◆ **EXERCISE**:
Please put the rows below into a JSON list of strings, one string per line, leaving out any blank lines.

◆ **PROVIDED DATA**:
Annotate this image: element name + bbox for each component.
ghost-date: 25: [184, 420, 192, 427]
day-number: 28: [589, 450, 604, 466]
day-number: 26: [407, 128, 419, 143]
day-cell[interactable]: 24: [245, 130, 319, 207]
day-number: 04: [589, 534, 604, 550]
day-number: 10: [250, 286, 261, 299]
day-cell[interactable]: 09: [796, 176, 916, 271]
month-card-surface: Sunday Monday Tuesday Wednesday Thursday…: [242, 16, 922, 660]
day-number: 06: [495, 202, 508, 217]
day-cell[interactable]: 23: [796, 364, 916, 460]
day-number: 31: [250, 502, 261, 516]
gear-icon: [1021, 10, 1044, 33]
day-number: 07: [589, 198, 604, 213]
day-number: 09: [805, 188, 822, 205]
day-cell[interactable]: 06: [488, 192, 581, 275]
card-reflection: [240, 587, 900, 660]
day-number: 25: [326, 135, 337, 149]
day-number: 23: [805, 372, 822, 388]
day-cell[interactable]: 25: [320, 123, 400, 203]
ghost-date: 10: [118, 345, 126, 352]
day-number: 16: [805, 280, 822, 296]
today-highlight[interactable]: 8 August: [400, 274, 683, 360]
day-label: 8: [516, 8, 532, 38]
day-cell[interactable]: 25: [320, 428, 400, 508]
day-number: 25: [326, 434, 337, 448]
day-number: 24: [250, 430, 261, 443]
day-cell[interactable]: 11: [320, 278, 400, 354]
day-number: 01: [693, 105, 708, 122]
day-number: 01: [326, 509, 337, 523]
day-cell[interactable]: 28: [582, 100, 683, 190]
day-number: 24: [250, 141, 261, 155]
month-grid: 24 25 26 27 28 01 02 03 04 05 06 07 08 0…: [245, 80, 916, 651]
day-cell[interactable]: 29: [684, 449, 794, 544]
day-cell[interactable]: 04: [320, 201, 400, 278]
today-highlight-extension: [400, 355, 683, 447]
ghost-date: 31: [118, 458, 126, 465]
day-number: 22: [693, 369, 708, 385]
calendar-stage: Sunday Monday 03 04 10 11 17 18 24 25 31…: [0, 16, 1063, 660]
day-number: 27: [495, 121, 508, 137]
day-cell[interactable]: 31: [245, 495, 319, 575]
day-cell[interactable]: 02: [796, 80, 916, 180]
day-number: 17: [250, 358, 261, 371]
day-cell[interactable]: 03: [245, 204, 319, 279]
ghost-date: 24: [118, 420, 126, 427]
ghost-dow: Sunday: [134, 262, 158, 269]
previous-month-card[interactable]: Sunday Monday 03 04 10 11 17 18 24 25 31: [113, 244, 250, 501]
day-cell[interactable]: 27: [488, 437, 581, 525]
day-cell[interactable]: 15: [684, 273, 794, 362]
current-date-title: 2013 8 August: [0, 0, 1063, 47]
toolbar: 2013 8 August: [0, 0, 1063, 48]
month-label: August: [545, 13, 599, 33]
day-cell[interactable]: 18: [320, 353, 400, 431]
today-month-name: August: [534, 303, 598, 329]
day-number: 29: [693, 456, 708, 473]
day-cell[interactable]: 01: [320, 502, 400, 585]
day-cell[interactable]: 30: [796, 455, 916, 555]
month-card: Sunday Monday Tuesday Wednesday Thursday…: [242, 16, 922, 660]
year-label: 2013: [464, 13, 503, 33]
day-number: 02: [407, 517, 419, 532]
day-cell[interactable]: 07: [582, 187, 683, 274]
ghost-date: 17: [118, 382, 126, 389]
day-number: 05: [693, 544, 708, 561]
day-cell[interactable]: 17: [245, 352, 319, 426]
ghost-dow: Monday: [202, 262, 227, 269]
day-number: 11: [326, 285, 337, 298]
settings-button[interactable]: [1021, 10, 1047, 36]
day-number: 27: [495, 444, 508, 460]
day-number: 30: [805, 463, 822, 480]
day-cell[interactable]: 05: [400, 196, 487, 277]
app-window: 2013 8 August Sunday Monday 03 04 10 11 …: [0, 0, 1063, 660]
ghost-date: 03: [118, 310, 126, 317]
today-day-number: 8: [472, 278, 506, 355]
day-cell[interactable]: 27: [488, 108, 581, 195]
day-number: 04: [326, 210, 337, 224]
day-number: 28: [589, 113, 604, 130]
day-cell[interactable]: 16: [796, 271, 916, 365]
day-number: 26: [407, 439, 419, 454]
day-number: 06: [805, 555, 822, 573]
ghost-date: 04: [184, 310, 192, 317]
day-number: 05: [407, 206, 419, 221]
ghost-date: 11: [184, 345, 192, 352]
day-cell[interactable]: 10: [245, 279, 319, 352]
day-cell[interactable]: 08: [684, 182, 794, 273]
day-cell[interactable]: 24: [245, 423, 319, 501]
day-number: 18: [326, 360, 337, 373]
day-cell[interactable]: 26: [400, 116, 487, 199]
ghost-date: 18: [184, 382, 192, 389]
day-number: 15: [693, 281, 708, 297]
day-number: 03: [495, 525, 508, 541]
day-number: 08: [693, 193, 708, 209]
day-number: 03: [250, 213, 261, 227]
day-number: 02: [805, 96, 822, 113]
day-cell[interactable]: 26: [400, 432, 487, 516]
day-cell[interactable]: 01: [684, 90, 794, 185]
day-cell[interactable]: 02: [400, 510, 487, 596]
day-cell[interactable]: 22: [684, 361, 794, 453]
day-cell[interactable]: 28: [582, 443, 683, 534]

◆ **FULL RESPONSE**:
[
  "Annotate this image: element name + bbox for each component.",
  "ghost-date: 25: [184, 420, 192, 427]",
  "day-number: 28: [589, 450, 604, 466]",
  "day-number: 26: [407, 128, 419, 143]",
  "day-cell[interactable]: 24: [245, 130, 319, 207]",
  "day-number: 04: [589, 534, 604, 550]",
  "day-number: 10: [250, 286, 261, 299]",
  "day-cell[interactable]: 09: [796, 176, 916, 271]",
  "month-card-surface: Sunday Monday Tuesday Wednesday Thursday…: [242, 16, 922, 660]",
  "day-number: 06: [495, 202, 508, 217]",
  "day-cell[interactable]: 23: [796, 364, 916, 460]",
  "day-number: 31: [250, 502, 261, 516]",
  "gear-icon: [1021, 10, 1044, 33]",
  "day-number: 07: [589, 198, 604, 213]",
  "day-number: 09: [805, 188, 822, 205]",
  "day-cell[interactable]: 06: [488, 192, 581, 275]",
  "card-reflection: [240, 587, 900, 660]",
  "day-number: 25: [326, 135, 337, 149]",
  "day-number: 23: [805, 372, 822, 388]",
  "day-cell[interactable]: 25: [320, 123, 400, 203]",
  "ghost-date: 10: [118, 345, 126, 352]",
  "day-number: 16: [805, 280, 822, 296]",
  "today-highlight[interactable]: 8 August: [400, 274, 683, 360]",
  "day-label: 8: [516, 8, 532, 38]",
  "day-cell[interactable]: 25: [320, 428, 400, 508]",
  "day-number: 25: [326, 434, 337, 448]",
  "day-number: 24: [250, 430, 261, 443]",
  "day-cell[interactable]: 11: [320, 278, 400, 354]",
  "day-number: 01: [693, 105, 708, 122]",
  "day-number: 01: [326, 509, 337, 523]",
  "day-cell[interactable]: 28: [582, 100, 683, 190]",
  "day-number: 24: [250, 141, 261, 155]",
  "month-grid: 24 25 26 27 28 01 02 03 04 05 06 07 08 0…: [245, 80, 916, 651]",
  "day-cell[interactable]: 29: [684, 449, 794, 544]",
  "day-cell[interactable]: 04: [320, 201, 400, 278]",
  "today-highlight-extension: [400, 355, 683, 447]",
  "ghost-date: 31: [118, 458, 126, 465]",
  "day-number: 22: [693, 369, 708, 385]",
  "calendar-stage: Sunday Monday 03 04 10 11 17 18 24 25 31…: [0, 16, 1063, 660]",
  "day-number: 27: [495, 121, 508, 137]",
  "day-cell[interactable]: 31: [245, 495, 319, 575]",
  "day-cell[interactable]: 02: [796, 80, 916, 180]",
  "day-number: 17: [250, 358, 261, 371]",
  "day-cell[interactable]: 03: [245, 204, 319, 279]",
  "ghost-date: 24: [118, 420, 126, 427]",
  "ghost-dow: Sunday: [134, 262, 158, 269]",
  "previous-month-card[interactable]: Sunday Monday 03 04 10 11 17 18 24 25 31: [113, 244, 250, 501]",
  "day-cell[interactable]: 27: [488, 437, 581, 525]",
  "day-cell[interactable]: 15: [684, 273, 794, 362]",
  "current-date-title: 2013 8 August: [0, 0, 1063, 47]",
  "toolbar: 2013 8 August: [0, 0, 1063, 48]",
  "month-label: August: [545, 13, 599, 33]",
  "day-cell[interactable]: 18: [320, 353, 400, 431]",
  "today-month-name: August: [534, 303, 598, 329]",
  "day-number: 29: [693, 456, 708, 473]",
  "day-cell[interactable]: 01: [320, 502, 400, 585]",
  "day-cell[interactable]: 30: [796, 455, 916, 555]",
  "month-card: Sunday Monday Tuesday Wednesday Thursday…: [242, 16, 922, 660]",
  "year-label: 2013: [464, 13, 503, 33]",
  "day-number: 02: [407, 517, 419, 532]",
  "day-cell[interactable]: 07: [582, 187, 683, 274]",
  "ghost-date: 17: [118, 382, 126, 389]",
  "day-number: 05: [693, 544, 708, 561]",
  "day-cell[interactable]: 17: [245, 352, 319, 426]",
  "ghost-dow: Monday: [202, 262, 227, 269]",
  "day-number: 11: [326, 285, 337, 298]",
  "settings-button[interactable]: [1021, 10, 1047, 36]",
  "day-number: 27: [495, 444, 508, 460]",
  "day-number: 30: [805, 463, 822, 480]",
  "day-cell[interactable]: 05: [400, 196, 487, 277]",
  "app-window: 2013 8 August Sunday Monday 03 04 10 11 …: [0, 0, 1063, 660]",
  "ghost-date: 03: [118, 310, 126, 317]",
  "today-day-number: 8: [472, 278, 506, 355]",
  "day-cell[interactable]: 27: [488, 108, 581, 195]",
  "day-number: 04: [326, 210, 337, 224]",
  "day-number: 28: [589, 113, 604, 130]",
  "day-cell[interactable]: 16: [796, 271, 916, 365]",
  "day-number: 26: [407, 439, 419, 454]",
  "day-number: 06: [805, 555, 822, 573]",
  "ghost-date: 04: [184, 310, 192, 317]",
  "day-number: 05: [407, 206, 419, 221]",
  "ghost-date: 11: [184, 345, 192, 352]",
  "day-cell[interactable]: 10: [245, 279, 319, 352]",
  "day-cell[interactable]: 08: [684, 182, 794, 273]",
  "day-cell[interactable]: 24: [245, 423, 319, 501]",
  "day-number: 18: [326, 360, 337, 373]",
  "day-cell[interactable]: 26: [400, 116, 487, 199]",
  "ghost-date: 18: [184, 382, 192, 389]",
  "day-number: 15: [693, 281, 708, 297]",
  "day-number: 03: [495, 525, 508, 541]",
  "day-number: 08: [693, 193, 708, 209]",
  "day-number: 03: [250, 213, 261, 227]",
  "day-number: 02: [805, 96, 822, 113]",
  "day-cell[interactable]: 26: [400, 432, 487, 516]",
  "day-cell[interactable]: 01: [684, 90, 794, 185]",
  "day-cell[interactable]: 02: [400, 510, 487, 596]",
  "day-cell[interactable]: 22: [684, 361, 794, 453]",
  "day-cell[interactable]: 28: [582, 443, 683, 534]"
]